• [Compiti da svolgere]:
a) Rispondi alle domande sulla sentenza, contrassegnando le risposte allo stesso modo.
(i) Chi presiedeva il collegio?
(ii) In quale data si è tenuta l’udienza?
(iii) Che cosa ha chiesto il PG nelle sue conclusioni?
b) Ricopia dalla sentenza il tratto che va da "Corte di Cassazione, sezione" fino a "di illegittimità costituzionale.".

• [Testo estratto]:
□ □ □

Corte di Cassazione, sezione prima penale, Sentenza 27 dicembre 2019, n. 52035
Massima estrapolata:
Il giudice dell’esecuzione al quale, dopo la sentenza della Consulta 40/2019, sia richiesto di accogliere il nuovo accordo tra le parti sulla rideterminazione della pena che tenga conto di quella inflitta con sentenza irrevocabile di patteggiamento, deve valutare l’istanza congiunta delle parti e può rideterminare la pena in favore del condannato solo in caso di mancato accordo o di pena ritenuta incongrua. In questo secondo caso senza fare ricorso a criteri automatici di tipo aritmetico, provvede in via autonoma e discrezionale, pur nel rispetto dell’accordo intervenuto in origine tra le parti relativamente agli elementi che influiscono sulla pena, non coinvolti nel giudizio di illegittimità costituzionale.
Sentenza 27 dicembre 2019, n. 52035
Data udienza 3 dicembre 2019
REPUBBLICA ITALIANA
IN NOME DEL POPOLO ITALIANO
LA CORTE SUPREMA DI CASSAZIONE
SEZIONE PRIMA PENALE
Composta dagli Ill.mi Sigg.ri Magistrati:
Dott. MAZZEI Antonella P. – Presidente
Dott. SIANI Vincenzo – Consigliere
Dott. BONI Monica – rel. Consigliere
Dott. ALIFFI Francesco – Consigliere
Dott. RENOLDI Carlo – Consigliere
ha pronunciato la seguente:
SENTENZA
sul ricorso proposto da:
(OMISSIS), nato il (OMISSIS);
avverso l’ordinanza del 30/05/2019 del GIP TRIBUNALE di TORINO;
udita la relazione svolta dal Consigliere Dott. MONICA BONI;
lette le conclusioni del PG Dott. ORSI Luigi, che ha chiesto il rigetto del ricorso.

□ □ □

• [Voci fornite]:
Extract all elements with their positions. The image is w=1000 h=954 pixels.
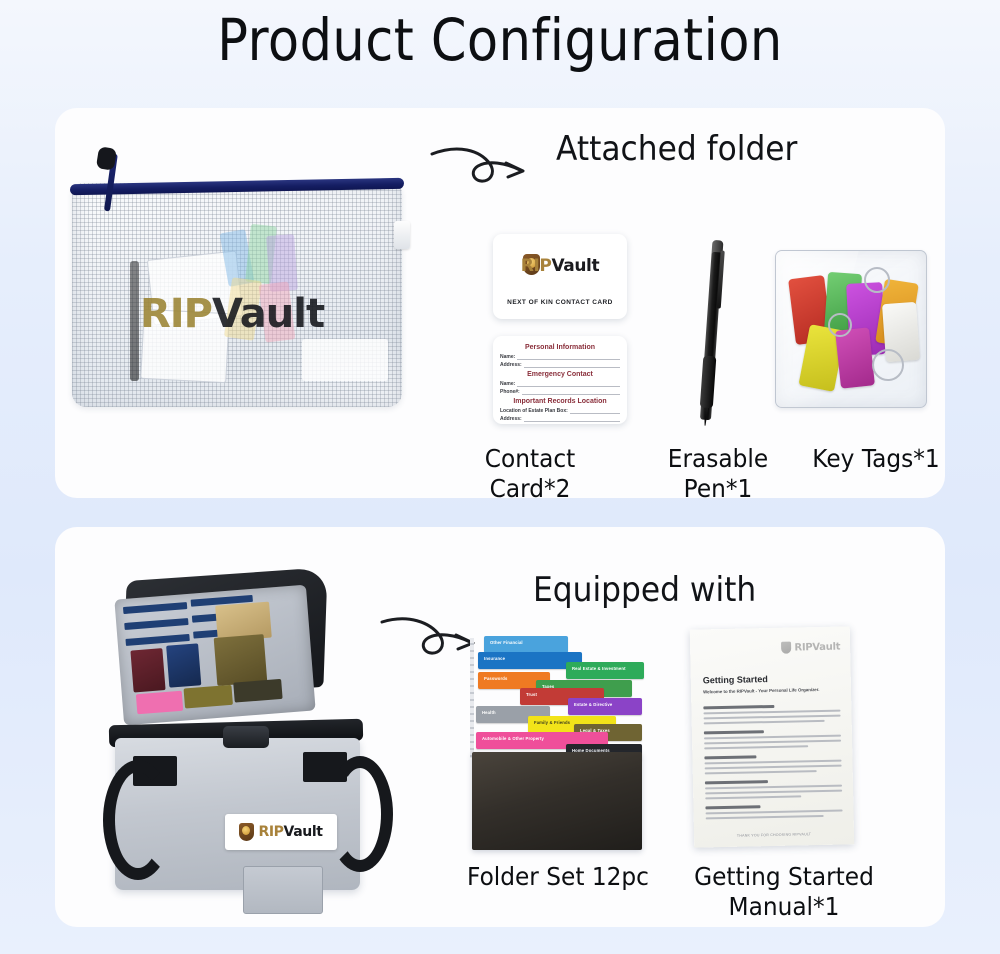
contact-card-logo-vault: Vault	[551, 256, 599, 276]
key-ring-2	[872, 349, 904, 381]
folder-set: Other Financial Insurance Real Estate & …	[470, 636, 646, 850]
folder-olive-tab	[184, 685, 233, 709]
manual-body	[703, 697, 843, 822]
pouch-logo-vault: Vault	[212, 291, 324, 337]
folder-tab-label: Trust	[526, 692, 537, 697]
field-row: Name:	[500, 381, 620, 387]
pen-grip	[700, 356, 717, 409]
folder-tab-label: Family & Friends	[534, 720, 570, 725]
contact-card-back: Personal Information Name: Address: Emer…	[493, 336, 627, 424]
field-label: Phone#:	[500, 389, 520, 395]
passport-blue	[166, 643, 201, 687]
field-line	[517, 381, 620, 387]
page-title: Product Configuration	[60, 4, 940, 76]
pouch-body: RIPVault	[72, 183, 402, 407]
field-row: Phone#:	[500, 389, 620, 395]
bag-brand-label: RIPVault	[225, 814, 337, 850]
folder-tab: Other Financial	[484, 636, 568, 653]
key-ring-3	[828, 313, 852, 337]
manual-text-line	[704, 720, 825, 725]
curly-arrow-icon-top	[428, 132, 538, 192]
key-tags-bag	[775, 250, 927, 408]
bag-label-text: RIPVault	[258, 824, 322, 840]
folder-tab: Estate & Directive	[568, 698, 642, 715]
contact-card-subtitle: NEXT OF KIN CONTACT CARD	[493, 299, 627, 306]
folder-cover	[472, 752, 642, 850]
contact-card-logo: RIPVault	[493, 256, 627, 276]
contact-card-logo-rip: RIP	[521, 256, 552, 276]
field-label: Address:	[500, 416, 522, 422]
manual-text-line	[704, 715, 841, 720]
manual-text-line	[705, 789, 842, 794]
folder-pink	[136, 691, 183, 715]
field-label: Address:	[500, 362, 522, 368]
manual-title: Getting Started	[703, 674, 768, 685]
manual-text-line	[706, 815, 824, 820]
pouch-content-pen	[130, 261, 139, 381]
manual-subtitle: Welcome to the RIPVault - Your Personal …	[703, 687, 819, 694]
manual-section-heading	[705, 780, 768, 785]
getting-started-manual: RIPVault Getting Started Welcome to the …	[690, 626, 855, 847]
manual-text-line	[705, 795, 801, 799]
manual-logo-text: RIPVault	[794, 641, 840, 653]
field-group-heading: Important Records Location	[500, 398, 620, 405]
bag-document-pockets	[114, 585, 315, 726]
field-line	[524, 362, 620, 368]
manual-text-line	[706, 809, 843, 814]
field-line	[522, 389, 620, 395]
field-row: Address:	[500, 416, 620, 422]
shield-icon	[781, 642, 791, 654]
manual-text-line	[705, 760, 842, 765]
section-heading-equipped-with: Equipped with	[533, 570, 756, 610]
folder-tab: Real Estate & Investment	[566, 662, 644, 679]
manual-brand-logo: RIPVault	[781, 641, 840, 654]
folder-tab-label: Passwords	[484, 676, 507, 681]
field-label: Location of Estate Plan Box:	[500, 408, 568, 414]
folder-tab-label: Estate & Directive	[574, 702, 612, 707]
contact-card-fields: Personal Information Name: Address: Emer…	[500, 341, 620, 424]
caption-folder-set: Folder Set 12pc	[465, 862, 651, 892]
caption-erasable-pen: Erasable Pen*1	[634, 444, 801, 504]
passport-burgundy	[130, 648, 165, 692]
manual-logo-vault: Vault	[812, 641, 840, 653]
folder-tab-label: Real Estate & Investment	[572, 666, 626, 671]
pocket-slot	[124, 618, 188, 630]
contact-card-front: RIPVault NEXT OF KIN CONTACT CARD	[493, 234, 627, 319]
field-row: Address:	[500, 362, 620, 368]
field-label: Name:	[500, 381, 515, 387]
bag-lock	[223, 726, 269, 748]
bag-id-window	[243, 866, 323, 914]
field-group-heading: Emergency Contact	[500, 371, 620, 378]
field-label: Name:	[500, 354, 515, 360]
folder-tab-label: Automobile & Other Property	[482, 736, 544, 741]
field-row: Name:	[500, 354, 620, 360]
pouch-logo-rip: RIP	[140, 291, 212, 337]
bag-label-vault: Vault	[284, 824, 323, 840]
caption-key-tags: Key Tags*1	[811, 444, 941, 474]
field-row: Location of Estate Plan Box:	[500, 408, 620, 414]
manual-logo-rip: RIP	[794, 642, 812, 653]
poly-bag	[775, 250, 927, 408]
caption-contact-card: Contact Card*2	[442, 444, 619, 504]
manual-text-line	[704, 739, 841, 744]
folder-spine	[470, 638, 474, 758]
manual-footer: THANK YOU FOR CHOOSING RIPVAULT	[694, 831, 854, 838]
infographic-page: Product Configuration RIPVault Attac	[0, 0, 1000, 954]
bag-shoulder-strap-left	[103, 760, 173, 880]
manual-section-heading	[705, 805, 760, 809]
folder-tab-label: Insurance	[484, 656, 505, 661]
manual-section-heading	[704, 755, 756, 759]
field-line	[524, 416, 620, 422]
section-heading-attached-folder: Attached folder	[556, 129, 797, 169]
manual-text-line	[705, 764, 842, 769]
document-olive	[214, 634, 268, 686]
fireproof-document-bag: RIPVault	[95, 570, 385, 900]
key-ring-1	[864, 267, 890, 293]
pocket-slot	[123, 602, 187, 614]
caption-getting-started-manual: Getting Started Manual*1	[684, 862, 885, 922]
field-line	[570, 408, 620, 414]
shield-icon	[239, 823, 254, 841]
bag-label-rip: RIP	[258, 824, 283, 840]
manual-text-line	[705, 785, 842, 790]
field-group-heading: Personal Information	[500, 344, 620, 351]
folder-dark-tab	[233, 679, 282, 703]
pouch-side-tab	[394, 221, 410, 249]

□ □ □

• [Esiti dei compiti]:
a)
(i) La Dott.ssa Antonella P. Mazzei.
(ii) Il 3 dicembre 2019.
(iii) Il rigetto del ricorso.

b)
Corte di Cassazione, sezione prima penale, Sentenza 27 dicembre 2019, n. 52035
Massima estrapolata:
Il giudice dell’esecuzione al quale, dopo la sentenza della Consulta 40/2019, sia richiesto di accogliere il nuovo accordo tra le parti sulla rideterminazione della pena che tenga conto di quella inflitta con sentenza irrevocabile di patteggiamento, deve valutare l’istanza congiunta delle parti e può rideterminare la pena in favore del condannato solo in caso di mancato accordo o di pena ritenuta incongrua. In questo secondo caso senza fare ricorso a criteri automatici di tipo aritmetico, provvede in via autonoma e discrezionale, pur nel rispetto dell’accordo intervenuto in origine tra le parti relativamente agli elementi che influiscono sulla pena, non coinvolti nel giudizio di illegittimità costituzionale.